--- Begin Exercise inputs ---

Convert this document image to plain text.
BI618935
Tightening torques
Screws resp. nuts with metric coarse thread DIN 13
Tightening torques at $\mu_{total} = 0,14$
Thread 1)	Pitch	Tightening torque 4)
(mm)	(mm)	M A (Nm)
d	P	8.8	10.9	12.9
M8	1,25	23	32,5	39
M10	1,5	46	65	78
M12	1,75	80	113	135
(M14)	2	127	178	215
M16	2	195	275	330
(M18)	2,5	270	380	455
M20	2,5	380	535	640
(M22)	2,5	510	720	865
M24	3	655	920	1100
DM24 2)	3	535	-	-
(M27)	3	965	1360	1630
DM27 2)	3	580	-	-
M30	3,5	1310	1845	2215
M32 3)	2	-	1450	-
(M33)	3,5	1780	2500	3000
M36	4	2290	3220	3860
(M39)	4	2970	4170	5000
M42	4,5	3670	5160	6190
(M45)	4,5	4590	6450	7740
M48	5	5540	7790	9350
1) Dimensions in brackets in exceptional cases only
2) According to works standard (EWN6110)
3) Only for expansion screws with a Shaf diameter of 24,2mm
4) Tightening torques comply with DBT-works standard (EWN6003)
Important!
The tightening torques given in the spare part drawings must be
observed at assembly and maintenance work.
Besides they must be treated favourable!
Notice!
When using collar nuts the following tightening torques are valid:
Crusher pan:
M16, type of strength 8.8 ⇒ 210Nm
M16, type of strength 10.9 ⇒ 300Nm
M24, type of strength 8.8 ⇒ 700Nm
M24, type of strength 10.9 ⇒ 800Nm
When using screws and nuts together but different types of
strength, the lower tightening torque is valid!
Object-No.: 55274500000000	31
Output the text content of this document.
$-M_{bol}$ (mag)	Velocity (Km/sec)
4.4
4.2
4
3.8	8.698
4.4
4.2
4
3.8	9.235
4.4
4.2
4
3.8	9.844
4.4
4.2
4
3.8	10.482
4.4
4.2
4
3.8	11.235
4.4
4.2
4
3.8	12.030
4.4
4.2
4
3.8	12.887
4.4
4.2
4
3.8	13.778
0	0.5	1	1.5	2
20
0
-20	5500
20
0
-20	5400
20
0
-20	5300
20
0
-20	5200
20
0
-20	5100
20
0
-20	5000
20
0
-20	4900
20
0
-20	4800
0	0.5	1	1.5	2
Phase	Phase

--- End Exercise inputs ---

Task goal -
Transcribe each record exactly. Leave nothing out.

Answer to the task -
Convert this document image to plain text.
BI618935
Tightening torques
Screws resp. nuts with metric coarse thread DIN 13
Tightening torques at $\mu_{total} = 0,14$
Thread 1)	Pitch	Tightening torque 4)
(mm)	(mm)	M A (Nm)
d	P	8.8	10.9	12.9
M8	1,25	23	32,5	39
M10	1,5	46	65	78
M12	1,75	80	113	135
(M14)	2	127	178	215
M16	2	195	275	330
(M18)	2,5	270	380	455
M20	2,5	380	535	640
(M22)	2,5	510	720	865
M24	3	655	920	1100
DM24 2)	3	535	-	-
(M27)	3	965	1360	1630
DM27 2)	3	580	-	-
M30	3,5	1310	1845	2215
M32 3)	2	-	1450	-
(M33)	3,5	1780	2500	3000
M36	4	2290	3220	3860
(M39)	4	2970	4170	5000
M42	4,5	3670	5160	6190
(M45)	4,5	4590	6450	7740
M48	5	5540	7790	9350
1) Dimensions in brackets in exceptional cases only
2) According to works standard (EWN6110)
3) Only for expansion screws with a Shaf diameter of 24,2mm
4) Tightening torques comply with DBT-works standard (EWN6003)
Important!
The tightening torques given in the spare part drawings must be
observed at assembly and maintenance work.
Besides they must be treated favourable!
Notice!
When using collar nuts the following tightening torques are valid:
Crusher pan:
M16, type of strength 8.8 ⇒ 210Nm
M16, type of strength 10.9 ⇒ 300Nm
M24, type of strength 8.8 ⇒ 700Nm
M24, type of strength 10.9 ⇒ 800Nm
When using screws and nuts together but different types of
strength, the lower tightening torque is valid!
Object-No.: 55274500000000	31
Output the text content of this document.
$-M_{bol}$ (mag)	Velocity (Km/sec)
4.4
4.2
4
3.8	8.698
4.4
4.2
4
3.8	9.235
4.4
4.2
4
3.8	9.844
4.4
4.2
4
3.8	10.482
4.4
4.2
4
3.8	11.235
4.4
4.2
4
3.8	12.030
4.4
4.2
4
3.8	12.887
4.4
4.2
4
3.8	13.778
0	0.5	1	1.5	2
20
0
-20	5500
20
0
-20	5400
20
0
-20	5300
20
0
-20	5200
20
0
-20	5100
20
0
-20	5000
20
0
-20	4900
20
0
-20	4800
0	0.5	1	1.5	2
Phase	Phase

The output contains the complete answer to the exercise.